Exercise set:
[1] From the passage on returned Chugach artifacts, quote the text starting with "John F.C. Johnson" and going on through "are sent back.".
[2] According to the passage on returned Chugach artifacts, in what year did the process for returning the mask, the baby's basket and the other objects begin?

::: Document excerpt

For years, European and American researchers dug up land where Native Americans buried their dead. They recovered countless bones and cultural artifacts as part of their studies.

Now, museum officials have begun returning some of these artifacts to Native American tribes.

Late last month, the Prussian Cultural Heritage Foundation returned nine such objects to the Alaskan Native Chugach tribe. The objects included a wooden mask, a wooden idol, and a basket for carrying a baby. They were taken by a Norwegian explorer, Johan Adrian Jacobsen, in the late 1800s. He found them in tribal lands along the northwest coast of North America.

Jacobsen gave the artifacts to the Royal Museum of Ethnology in Berlin. They were stored for many years at Berlin’s Ethnographic Museum. Hermann Parzinger is president of the Prussian Cultural Heritage Foundation. He said that since the artifacts were taken from the Chugach people without their approval, they do not belong to the museum.

The first step of cooperation

John F.C. Johnson is with the Chugach Alaska Corporation. He represented the tribe in Berlin at a ceremony marking the official return of the nine artifacts.

Johnson told VOA that, for years, he has traveled to Europe to document all the objects taken from the tribe’s territory. He plans to create an online registry showing where the artifacts can be found around the world.

The process for returning the mask, baby’s basket and other objects began in 2015. That is when a Chugach delegation visited the Berlin museum to identify Chugach artifacts in its collection. Some of the artifacts were found to be funerary objects.

A wooden Chugach mask, one of the nine items returned to the Chugach people by the Prussian Cultural Heritage Foundation.

Johnson said he does not expect that everything will be returned to the tribe, but it is important that funerary or religious objects are sent back.

“When we do reburials, different elders will say that it’s a basic cultural value that you have to...respect…honor, and give dignity to the human remains and funerary objects. If different cultural organizations or states went by those value systems, I think our world would be a lot better place to live in.”

After the German museum confirmed that the nine objects had been taken without the tribe’s approval, museum officials agreed to give them back.

After the artifacts are officially returned to the Chugach, Johnson says they will be kept in local museums or community centers.

::::::
::: Data provided

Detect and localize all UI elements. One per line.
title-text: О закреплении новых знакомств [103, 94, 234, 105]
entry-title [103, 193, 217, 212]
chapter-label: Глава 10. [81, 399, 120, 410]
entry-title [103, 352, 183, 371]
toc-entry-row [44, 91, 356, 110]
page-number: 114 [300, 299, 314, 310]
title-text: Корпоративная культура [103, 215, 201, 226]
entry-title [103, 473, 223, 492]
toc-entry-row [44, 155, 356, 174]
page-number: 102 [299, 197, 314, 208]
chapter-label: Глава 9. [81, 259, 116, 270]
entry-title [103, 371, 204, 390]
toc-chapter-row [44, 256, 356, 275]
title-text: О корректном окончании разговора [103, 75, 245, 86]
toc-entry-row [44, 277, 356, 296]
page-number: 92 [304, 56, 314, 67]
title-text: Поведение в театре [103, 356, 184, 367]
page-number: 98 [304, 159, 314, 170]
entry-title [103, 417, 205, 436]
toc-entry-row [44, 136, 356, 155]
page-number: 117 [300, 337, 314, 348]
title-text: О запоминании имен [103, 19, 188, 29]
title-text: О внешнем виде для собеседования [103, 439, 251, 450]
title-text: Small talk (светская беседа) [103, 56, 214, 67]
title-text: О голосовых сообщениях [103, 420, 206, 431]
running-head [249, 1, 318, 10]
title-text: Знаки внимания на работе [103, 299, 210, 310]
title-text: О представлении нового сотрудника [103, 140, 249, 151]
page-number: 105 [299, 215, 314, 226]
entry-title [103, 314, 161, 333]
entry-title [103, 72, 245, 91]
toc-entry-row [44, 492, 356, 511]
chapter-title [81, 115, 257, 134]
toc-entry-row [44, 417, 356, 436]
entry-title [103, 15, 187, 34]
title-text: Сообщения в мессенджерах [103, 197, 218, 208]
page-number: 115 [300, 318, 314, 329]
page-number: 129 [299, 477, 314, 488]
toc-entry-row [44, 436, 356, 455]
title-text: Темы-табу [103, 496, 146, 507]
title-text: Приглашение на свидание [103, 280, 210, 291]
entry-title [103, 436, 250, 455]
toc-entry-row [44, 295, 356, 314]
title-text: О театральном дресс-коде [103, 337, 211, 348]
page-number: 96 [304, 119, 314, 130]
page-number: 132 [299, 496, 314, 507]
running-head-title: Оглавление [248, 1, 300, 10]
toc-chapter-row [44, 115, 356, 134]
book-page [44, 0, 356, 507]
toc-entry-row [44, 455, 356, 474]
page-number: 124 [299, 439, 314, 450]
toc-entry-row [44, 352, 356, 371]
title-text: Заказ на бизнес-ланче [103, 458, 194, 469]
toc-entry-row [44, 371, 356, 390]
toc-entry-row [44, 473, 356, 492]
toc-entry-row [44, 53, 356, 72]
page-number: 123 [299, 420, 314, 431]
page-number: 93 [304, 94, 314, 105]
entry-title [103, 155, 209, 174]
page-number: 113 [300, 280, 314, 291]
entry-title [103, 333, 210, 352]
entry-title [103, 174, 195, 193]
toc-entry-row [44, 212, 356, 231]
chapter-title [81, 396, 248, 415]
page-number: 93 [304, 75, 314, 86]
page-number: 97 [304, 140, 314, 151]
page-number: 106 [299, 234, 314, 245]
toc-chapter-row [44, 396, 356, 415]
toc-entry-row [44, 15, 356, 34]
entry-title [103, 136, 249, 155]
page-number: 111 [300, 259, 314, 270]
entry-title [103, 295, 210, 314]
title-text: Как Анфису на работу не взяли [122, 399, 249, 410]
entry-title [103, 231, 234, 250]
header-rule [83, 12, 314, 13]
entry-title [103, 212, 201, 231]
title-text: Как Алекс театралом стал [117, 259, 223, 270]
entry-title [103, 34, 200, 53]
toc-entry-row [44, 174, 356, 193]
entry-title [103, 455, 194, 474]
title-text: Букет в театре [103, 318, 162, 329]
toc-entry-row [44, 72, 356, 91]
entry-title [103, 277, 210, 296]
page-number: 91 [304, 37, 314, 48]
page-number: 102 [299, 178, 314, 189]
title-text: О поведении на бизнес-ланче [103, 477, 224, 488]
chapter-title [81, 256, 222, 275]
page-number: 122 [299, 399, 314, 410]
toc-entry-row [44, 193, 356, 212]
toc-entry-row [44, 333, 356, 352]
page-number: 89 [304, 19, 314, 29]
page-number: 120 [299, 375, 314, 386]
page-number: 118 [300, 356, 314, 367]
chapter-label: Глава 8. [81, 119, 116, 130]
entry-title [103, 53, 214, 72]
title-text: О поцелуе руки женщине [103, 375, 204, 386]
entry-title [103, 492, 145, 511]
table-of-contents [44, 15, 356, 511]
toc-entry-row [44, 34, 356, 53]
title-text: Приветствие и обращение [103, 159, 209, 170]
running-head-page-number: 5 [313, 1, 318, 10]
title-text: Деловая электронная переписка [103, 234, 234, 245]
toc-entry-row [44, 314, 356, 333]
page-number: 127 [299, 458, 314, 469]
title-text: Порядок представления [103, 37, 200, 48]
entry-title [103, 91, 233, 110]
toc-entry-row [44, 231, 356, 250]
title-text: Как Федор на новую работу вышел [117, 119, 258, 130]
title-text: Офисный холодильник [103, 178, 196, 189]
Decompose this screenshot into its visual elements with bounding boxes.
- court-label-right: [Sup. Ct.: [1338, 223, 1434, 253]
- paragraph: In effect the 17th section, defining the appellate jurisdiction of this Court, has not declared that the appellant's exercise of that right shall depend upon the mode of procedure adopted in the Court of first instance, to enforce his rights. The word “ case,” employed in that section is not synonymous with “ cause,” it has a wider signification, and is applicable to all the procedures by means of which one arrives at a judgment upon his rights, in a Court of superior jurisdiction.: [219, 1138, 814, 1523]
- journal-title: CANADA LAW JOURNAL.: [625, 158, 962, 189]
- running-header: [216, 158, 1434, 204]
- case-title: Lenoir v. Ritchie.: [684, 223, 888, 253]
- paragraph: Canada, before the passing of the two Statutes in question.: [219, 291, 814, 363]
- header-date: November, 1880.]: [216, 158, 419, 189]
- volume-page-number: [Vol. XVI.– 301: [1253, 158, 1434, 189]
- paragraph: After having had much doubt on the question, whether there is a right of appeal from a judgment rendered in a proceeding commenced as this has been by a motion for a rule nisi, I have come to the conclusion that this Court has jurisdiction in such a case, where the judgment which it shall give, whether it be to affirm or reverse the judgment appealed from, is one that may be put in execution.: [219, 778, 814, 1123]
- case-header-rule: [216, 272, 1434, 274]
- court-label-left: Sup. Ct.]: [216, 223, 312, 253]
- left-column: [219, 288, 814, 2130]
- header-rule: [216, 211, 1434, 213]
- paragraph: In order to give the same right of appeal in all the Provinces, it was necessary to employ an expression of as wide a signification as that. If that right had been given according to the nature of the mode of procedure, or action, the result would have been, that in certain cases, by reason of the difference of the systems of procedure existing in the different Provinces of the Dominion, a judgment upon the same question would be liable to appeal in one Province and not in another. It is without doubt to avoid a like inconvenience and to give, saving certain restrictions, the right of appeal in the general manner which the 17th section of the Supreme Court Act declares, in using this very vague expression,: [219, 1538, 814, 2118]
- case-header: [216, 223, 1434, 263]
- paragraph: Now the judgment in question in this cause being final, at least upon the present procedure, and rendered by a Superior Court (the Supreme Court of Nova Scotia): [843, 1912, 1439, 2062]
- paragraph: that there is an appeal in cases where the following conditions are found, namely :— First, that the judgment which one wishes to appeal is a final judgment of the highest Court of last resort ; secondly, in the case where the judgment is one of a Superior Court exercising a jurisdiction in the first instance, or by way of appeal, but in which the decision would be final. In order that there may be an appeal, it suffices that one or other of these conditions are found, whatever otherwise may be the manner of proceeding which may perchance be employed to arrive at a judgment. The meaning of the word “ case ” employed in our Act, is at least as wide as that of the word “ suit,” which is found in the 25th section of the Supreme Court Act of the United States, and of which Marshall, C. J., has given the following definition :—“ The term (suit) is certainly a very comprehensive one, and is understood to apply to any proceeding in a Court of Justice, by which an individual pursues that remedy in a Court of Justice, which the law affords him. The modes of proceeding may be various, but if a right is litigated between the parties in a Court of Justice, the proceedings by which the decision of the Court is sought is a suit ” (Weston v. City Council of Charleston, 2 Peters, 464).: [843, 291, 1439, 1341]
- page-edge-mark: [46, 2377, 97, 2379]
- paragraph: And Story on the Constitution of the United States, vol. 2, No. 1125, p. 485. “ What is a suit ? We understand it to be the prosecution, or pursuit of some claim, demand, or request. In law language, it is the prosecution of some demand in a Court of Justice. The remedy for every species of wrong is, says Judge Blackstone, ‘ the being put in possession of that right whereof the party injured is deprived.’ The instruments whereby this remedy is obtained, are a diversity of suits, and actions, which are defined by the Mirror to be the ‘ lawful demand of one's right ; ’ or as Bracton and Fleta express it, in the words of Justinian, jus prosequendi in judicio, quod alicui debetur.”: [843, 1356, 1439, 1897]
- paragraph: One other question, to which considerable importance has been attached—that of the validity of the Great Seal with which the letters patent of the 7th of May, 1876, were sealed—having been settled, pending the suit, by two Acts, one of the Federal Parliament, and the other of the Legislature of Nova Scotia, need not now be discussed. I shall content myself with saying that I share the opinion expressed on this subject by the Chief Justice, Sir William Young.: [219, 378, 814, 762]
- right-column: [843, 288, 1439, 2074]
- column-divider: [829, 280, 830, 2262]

::::::

Responses for each task:
[1]
John F.C. Johnson is with the Chugach Alaska Corporation. He represented the tribe in Berlin at a ceremony marking the official return of the nine artifacts.

Johnson told VOA that, for years, he has traveled to Europe to document all the objects taken from the tribe’s territory. He plans to create an online registry showing where the artifacts can be found around the world.

The process for returning the mask, baby’s basket and other objects began in 2015. That is when a Chugach delegation visited the Berlin museum to identify Chugach artifacts in its collection. Some of the artifacts were found to be funerary objects.

A wooden Chugach mask, one of the nine items returned to the Chugach people by the Prussian Cultural Heritage Foundation.

Johnson said he does not expect that everything will be returned to the tribe, but it is important that funerary or religious objects are sent back.

[2] 2015